### Data shown
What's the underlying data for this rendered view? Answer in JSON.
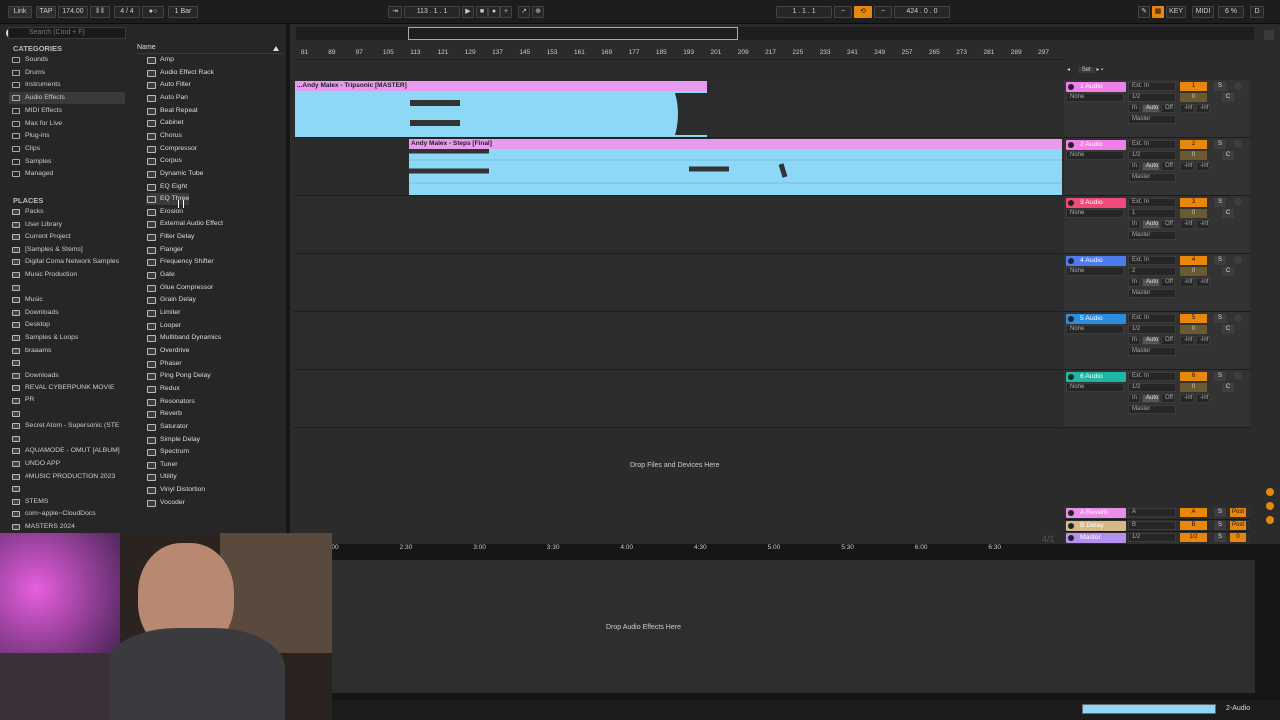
{
  "transport": {
    "link": "Link",
    "tap": "TAP",
    "tempo": "174.00",
    "meter": "4 / 4",
    "quant": "1 Bar",
    "position": "113 . 1 . 1",
    "loop_start": "1 . 1 . 1",
    "loop_len": "424 . 0 . 0",
    "key": "KEY",
    "midi": "MIDI",
    "cpu": "6 %",
    "d": "D"
  },
  "browser": {
    "search_placeholder": "Search (Cmd + F)",
    "categories_title": "CATEGORIES",
    "categories": [
      "Sounds",
      "Drums",
      "Instruments",
      "Audio Effects",
      "MIDI Effects",
      "Max for Live",
      "Plug-ins",
      "Clips",
      "Samples",
      "Managed"
    ],
    "places_title": "PLACES",
    "places": [
      "Packs",
      "User Library",
      "Current Project",
      "[Samples & Stems]",
      "Digital Coma Network Samples",
      "Music Production",
      "",
      "Music",
      "Downloads",
      "Desktop",
      "Samples & Loops",
      "braaams",
      "",
      "Downloads",
      "REVAL CYBERPUNK MOVIE PR",
      "",
      "",
      "Secret Atom - Supersonic (STE",
      "",
      "AQUAMODE - OMUT [ALBUM]",
      "UNDO APP",
      "#MUSIC PRODUCTION 2023",
      "",
      "STEMS",
      "com~apple~CloudDocs",
      "MASTERS 2024"
    ],
    "name_header": "Name",
    "devices": [
      "Amp",
      "Audio Effect Rack",
      "Auto Filter",
      "Auto Pan",
      "Beat Repeat",
      "Cabinet",
      "Chorus",
      "Compressor",
      "Corpus",
      "Dynamic Tube",
      "EQ Eight",
      "EQ Three",
      "Erosion",
      "External Audio Effect",
      "Filter Delay",
      "Flanger",
      "Frequency Shifter",
      "Gate",
      "Glue Compressor",
      "Grain Delay",
      "Limiter",
      "Looper",
      "Multiband Dynamics",
      "Overdrive",
      "Phaser",
      "Ping Pong Delay",
      "Redux",
      "Resonators",
      "Reverb",
      "Saturator",
      "Simple Delay",
      "Spectrum",
      "Tuner",
      "Utility",
      "Vinyl Distortion",
      "Vocoder"
    ]
  },
  "ruler": [
    "81",
    "89",
    "97",
    "105",
    "113",
    "121",
    "129",
    "137",
    "145",
    "153",
    "161",
    "169",
    "177",
    "185",
    "193",
    "201",
    "209",
    "217",
    "225",
    "233",
    "241",
    "249",
    "257",
    "265",
    "273",
    "281",
    "289",
    "297"
  ],
  "clips": [
    {
      "name": "...Andy Malex - Tripsonic [MASTER]"
    },
    {
      "name": "Andy Malex - Steps [Final]"
    }
  ],
  "set_label": "Set",
  "tracks": [
    {
      "name": "1 Audio",
      "color": "#ef7fe9",
      "input": "Ext. In",
      "route": "None",
      "ch": "1/2",
      "out": "Master",
      "num": "1"
    },
    {
      "name": "2 Audio",
      "color": "#ef7fe9",
      "input": "Ext. In",
      "route": "None",
      "ch": "1/2",
      "out": "Master",
      "num": "2"
    },
    {
      "name": "3 Audio",
      "color": "#f04a7a",
      "input": "Ext. In",
      "route": "None",
      "ch": "1",
      "out": "Master",
      "num": "3"
    },
    {
      "name": "4 Audio",
      "color": "#4d7cf0",
      "input": "Ext. In",
      "route": "None",
      "ch": "2",
      "out": "Master",
      "num": "4"
    },
    {
      "name": "5 Audio",
      "color": "#2a8de0",
      "input": "Ext. In",
      "route": "None",
      "ch": "1/2",
      "out": "Master",
      "num": "5"
    },
    {
      "name": "6 Audio",
      "color": "#1fb6a4",
      "input": "Ext. In",
      "route": "None",
      "ch": "1/2",
      "out": "Master",
      "num": "6"
    }
  ],
  "track_labels": {
    "in": "In",
    "auto": "Auto",
    "off": "Off",
    "inf": "-inf",
    "s": "S",
    "c": "C",
    "zero": "0"
  },
  "drop_files": "Drop Files and Devices Here",
  "returns": [
    {
      "name": "A Reverb",
      "color": "#e88ee8",
      "letter": "A",
      "post": "Post"
    },
    {
      "name": "B Delay",
      "color": "#d6b98a",
      "letter": "B",
      "post": "Post"
    },
    {
      "name": "Master",
      "color": "#b690ee",
      "letter": "1/2",
      "post": "0"
    }
  ],
  "time_ruler": [
    "2:00",
    "2:30",
    "3:00",
    "3:30",
    "4:00",
    "4:30",
    "5:00",
    "5:30",
    "6:00",
    "6:30"
  ],
  "time_sig": "4/1",
  "drop_audio_effects": "Drop Audio Effects Here",
  "status_track": "2-Audio"
}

### What you will do
Gather all lines with the string "Here" from the data.

### Response to the exercise
  "drop_files": "Drop Files and Devices Here",
  "drop_audio_effects": "Drop Audio Effects Here",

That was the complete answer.